**DATA LISTING:**
▽
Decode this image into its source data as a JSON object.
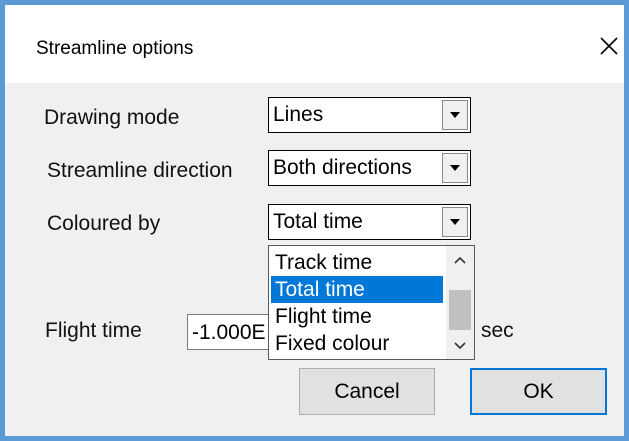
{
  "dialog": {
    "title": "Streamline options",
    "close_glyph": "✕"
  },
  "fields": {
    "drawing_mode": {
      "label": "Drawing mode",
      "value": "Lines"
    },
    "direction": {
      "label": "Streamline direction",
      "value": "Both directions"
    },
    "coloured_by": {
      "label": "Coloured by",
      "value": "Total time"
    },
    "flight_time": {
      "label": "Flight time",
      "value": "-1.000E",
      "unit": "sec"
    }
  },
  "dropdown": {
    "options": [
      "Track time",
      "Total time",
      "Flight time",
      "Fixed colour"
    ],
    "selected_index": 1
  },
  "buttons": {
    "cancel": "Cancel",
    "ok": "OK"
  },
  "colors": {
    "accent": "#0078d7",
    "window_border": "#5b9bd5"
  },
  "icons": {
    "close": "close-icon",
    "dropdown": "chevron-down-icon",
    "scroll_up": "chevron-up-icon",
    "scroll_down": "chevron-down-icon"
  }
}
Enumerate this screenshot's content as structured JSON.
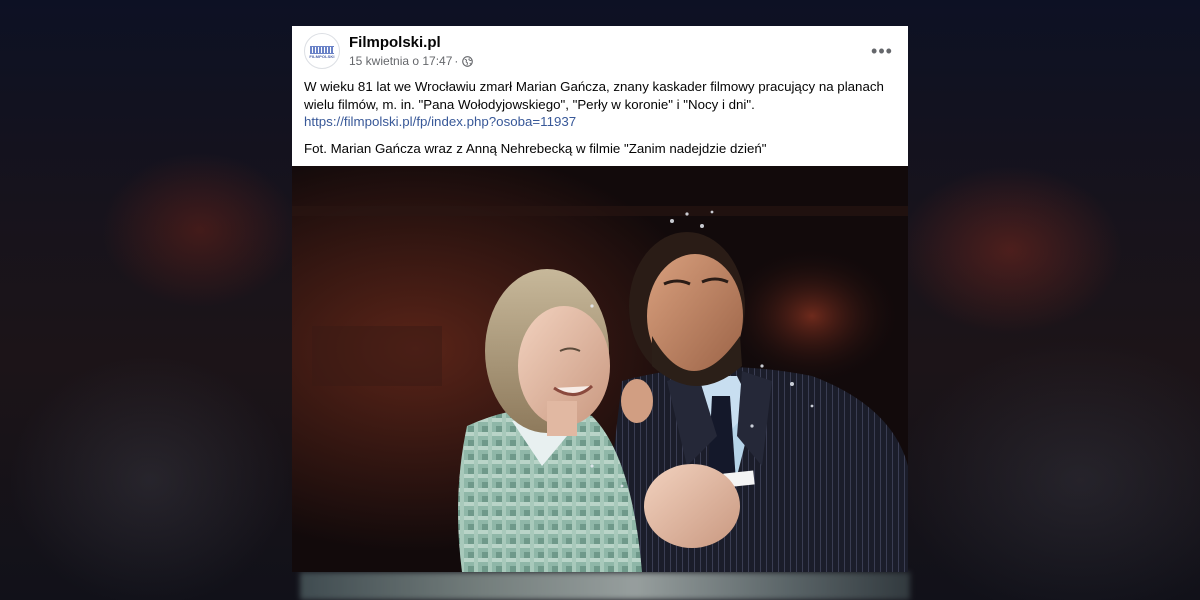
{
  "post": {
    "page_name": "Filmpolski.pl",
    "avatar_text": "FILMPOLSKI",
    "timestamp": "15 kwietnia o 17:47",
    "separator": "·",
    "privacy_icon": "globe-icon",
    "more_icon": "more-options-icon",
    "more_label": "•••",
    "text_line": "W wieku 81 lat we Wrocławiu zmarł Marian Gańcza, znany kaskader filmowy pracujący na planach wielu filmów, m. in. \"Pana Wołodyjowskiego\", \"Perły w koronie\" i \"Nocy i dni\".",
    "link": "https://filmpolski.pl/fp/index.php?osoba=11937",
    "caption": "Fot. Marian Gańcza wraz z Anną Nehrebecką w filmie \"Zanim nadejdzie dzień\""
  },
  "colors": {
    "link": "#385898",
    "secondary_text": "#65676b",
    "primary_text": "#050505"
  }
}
△
▽
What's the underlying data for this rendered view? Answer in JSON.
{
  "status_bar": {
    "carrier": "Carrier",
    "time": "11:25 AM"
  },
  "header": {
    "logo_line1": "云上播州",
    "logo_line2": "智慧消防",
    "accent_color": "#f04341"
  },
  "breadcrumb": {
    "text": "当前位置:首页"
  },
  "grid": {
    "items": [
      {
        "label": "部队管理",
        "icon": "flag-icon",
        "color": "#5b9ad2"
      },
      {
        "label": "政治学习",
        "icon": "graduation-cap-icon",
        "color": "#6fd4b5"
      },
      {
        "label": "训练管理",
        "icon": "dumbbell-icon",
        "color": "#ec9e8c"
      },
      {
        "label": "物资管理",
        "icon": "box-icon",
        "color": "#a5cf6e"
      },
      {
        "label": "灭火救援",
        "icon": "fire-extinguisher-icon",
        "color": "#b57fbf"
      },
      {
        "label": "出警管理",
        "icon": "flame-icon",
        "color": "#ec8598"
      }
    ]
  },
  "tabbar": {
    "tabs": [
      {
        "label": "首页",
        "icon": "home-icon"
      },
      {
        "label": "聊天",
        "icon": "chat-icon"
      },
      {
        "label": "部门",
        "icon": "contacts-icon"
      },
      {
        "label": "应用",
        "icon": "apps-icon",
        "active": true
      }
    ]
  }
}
△
**PROMPT:** Look for "Streamline" and pull out every line that has it.

**OUTPUT OF THE TASK:**
    "title": "Streamline options",
      "label": "Streamline direction",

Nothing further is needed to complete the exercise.